— DIRECTIONS FOR THIS TASK —
Copy out each line below exactly as it appears.

:: PROVIDED DATA ::

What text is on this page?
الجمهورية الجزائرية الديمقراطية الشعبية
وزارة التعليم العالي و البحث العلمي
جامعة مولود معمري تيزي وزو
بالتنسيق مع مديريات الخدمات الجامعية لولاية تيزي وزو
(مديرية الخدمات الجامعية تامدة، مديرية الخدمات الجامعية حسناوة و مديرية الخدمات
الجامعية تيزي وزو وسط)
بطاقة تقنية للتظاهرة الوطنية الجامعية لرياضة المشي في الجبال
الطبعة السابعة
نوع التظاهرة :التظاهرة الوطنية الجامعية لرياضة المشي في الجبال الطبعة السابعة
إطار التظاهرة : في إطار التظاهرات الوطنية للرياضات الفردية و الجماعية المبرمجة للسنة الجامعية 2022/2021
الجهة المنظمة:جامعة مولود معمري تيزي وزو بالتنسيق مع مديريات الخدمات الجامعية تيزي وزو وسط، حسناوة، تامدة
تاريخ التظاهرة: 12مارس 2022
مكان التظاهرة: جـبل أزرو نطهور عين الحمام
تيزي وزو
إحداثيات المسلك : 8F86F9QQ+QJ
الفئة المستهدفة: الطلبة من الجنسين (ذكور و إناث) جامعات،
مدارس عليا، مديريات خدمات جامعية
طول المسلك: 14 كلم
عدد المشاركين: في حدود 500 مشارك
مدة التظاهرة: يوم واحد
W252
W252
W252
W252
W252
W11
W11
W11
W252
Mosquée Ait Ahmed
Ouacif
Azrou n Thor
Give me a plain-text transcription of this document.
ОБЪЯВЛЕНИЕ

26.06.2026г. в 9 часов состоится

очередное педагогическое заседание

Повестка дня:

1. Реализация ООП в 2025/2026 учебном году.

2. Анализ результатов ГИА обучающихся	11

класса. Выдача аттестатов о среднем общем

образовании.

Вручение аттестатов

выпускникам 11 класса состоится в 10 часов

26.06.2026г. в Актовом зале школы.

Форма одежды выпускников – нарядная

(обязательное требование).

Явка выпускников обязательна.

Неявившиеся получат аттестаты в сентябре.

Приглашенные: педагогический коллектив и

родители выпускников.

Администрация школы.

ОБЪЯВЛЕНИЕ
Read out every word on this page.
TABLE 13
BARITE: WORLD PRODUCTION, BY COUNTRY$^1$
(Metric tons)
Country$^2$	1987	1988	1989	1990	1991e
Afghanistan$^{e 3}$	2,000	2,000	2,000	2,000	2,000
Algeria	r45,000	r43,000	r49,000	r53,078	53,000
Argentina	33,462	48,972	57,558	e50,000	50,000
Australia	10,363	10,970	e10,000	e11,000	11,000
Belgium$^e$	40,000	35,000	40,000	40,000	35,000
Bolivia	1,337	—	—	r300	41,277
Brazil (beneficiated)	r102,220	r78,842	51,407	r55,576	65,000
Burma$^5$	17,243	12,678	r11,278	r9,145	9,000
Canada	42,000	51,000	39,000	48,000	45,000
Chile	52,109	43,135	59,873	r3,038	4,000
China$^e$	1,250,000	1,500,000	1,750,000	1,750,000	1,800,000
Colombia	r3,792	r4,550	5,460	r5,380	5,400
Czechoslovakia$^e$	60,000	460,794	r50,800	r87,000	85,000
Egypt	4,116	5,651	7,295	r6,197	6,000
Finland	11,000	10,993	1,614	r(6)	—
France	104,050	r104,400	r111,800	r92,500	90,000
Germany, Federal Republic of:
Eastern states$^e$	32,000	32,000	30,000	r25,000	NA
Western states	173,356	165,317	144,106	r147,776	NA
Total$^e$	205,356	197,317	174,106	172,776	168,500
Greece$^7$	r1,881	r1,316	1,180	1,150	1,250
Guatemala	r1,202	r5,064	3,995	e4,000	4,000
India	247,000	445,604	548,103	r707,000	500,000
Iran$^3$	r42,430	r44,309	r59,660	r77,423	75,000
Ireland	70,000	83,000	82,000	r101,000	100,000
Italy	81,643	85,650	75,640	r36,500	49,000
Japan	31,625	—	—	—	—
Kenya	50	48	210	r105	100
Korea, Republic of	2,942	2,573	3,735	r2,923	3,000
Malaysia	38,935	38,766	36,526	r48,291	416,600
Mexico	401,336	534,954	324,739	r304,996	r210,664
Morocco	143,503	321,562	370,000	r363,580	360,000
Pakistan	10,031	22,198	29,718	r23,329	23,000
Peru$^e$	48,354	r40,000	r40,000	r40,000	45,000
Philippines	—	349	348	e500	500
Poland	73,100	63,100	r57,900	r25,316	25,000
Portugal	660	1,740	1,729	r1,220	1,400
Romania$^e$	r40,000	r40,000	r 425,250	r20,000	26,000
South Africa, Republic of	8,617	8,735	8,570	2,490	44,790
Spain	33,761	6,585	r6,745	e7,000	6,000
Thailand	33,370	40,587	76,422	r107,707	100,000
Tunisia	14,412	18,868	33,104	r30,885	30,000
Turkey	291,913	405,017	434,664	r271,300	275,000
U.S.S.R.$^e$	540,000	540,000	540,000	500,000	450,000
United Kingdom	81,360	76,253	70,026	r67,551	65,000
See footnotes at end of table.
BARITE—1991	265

:::

— RESPONSE TO THE EXERCISE —
What text is on this page?
الجمهورية الجزائرية الديمقراطية الشعبية
وزارة التعليم العالي و البحث العلمي
جامعة مولود معمري تيزي وزو
بالتنسيق مع مديريات الخدمات الجامعية لولاية تيزي وزو
(مديرية الخدمات الجامعية تامدة، مديرية الخدمات الجامعية حسناوة و مديرية الخدمات
الجامعية تيزي وزو وسط)
بطاقة تقنية للتظاهرة الوطنية الجامعية لرياضة المشي في الجبال
الطبعة السابعة
نوع التظاهرة :التظاهرة الوطنية الجامعية لرياضة المشي في الجبال الطبعة السابعة
إطار التظاهرة : في إطار التظاهرات الوطنية للرياضات الفردية و الجماعية المبرمجة للسنة الجامعية 2022/2021
الجهة المنظمة:جامعة مولود معمري تيزي وزو بالتنسيق مع مديريات الخدمات الجامعية تيزي وزو وسط، حسناوة، تامدة
تاريخ التظاهرة: 12مارس 2022
مكان التظاهرة: جـبل أزرو نطهور عين الحمام
تيزي وزو
إحداثيات المسلك : 8F86F9QQ+QJ
الفئة المستهدفة: الطلبة من الجنسين (ذكور و إناث) جامعات،
مدارس عليا، مديريات خدمات جامعية
طول المسلك: 14 كلم
عدد المشاركين: في حدود 500 مشارك
مدة التظاهرة: يوم واحد
W252
W252
W252
W252
W252
W11
W11
W11
W252
Mosquée Ait Ahmed
Ouacif
Azrou n Thor
Give me a plain-text transcription of this document.
ОБЪЯВЛЕНИЕ

26.06.2026г. в 9 часов состоится

очередное педагогическое заседание

Повестка дня:

1. Реализация ООП в 2025/2026 учебном году.

2. Анализ результатов ГИА обучающихся	11

класса. Выдача аттестатов о среднем общем

образовании.

Вручение аттестатов

выпускникам 11 класса состоится в 10 часов

26.06.2026г. в Актовом зале школы.

Форма одежды выпускников – нарядная

(обязательное требование).

Явка выпускников обязательна.

Неявившиеся получат аттестаты в сентябре.

Приглашенные: педагогический коллектив и

родители выпускников.

Администрация школы.

ОБЪЯВЛЕНИЕ
Read out every word on this page.
TABLE 13
BARITE: WORLD PRODUCTION, BY COUNTRY$^1$
(Metric tons)
Country$^2$	1987	1988	1989	1990	1991e
Afghanistan$^{e 3}$	2,000	2,000	2,000	2,000	2,000
Algeria	r45,000	r43,000	r49,000	r53,078	53,000
Argentina	33,462	48,972	57,558	e50,000	50,000
Australia	10,363	10,970	e10,000	e11,000	11,000
Belgium$^e$	40,000	35,000	40,000	40,000	35,000
Bolivia	1,337	—	—	r300	41,277
Brazil (beneficiated)	r102,220	r78,842	51,407	r55,576	65,000
Burma$^5$	17,243	12,678	r11,278	r9,145	9,000
Canada	42,000	51,000	39,000	48,000	45,000
Chile	52,109	43,135	59,873	r3,038	4,000
China$^e$	1,250,000	1,500,000	1,750,000	1,750,000	1,800,000
Colombia	r3,792	r4,550	5,460	r5,380	5,400
Czechoslovakia$^e$	60,000	460,794	r50,800	r87,000	85,000
Egypt	4,116	5,651	7,295	r6,197	6,000
Finland	11,000	10,993	1,614	r(6)	—
France	104,050	r104,400	r111,800	r92,500	90,000
Germany, Federal Republic of:
Eastern states$^e$	32,000	32,000	30,000	r25,000	NA
Western states	173,356	165,317	144,106	r147,776	NA
Total$^e$	205,356	197,317	174,106	172,776	168,500
Greece$^7$	r1,881	r1,316	1,180	1,150	1,250
Guatemala	r1,202	r5,064	3,995	e4,000	4,000
India	247,000	445,604	548,103	r707,000	500,000
Iran$^3$	r42,430	r44,309	r59,660	r77,423	75,000
Ireland	70,000	83,000	82,000	r101,000	100,000
Italy	81,643	85,650	75,640	r36,500	49,000
Japan	31,625	—	—	—	—
Kenya	50	48	210	r105	100
Korea, Republic of	2,942	2,573	3,735	r2,923	3,000
Malaysia	38,935	38,766	36,526	r48,291	416,600
Mexico	401,336	534,954	324,739	r304,996	r210,664
Morocco	143,503	321,562	370,000	r363,580	360,000
Pakistan	10,031	22,198	29,718	r23,329	23,000
Peru$^e$	48,354	r40,000	r40,000	r40,000	45,000
Philippines	—	349	348	e500	500
Poland	73,100	63,100	r57,900	r25,316	25,000
Portugal	660	1,740	1,729	r1,220	1,400
Romania$^e$	r40,000	r40,000	r 425,250	r20,000	26,000
South Africa, Republic of	8,617	8,735	8,570	2,490	44,790
Spain	33,761	6,585	r6,745	e7,000	6,000
Thailand	33,370	40,587	76,422	r107,707	100,000
Tunisia	14,412	18,868	33,104	r30,885	30,000
Turkey	291,913	405,017	434,664	r271,300	275,000
U.S.S.R.$^e$	540,000	540,000	540,000	500,000	450,000
United Kingdom	81,360	76,253	70,026	r67,551	65,000
See footnotes at end of table.
BARITE—1991	265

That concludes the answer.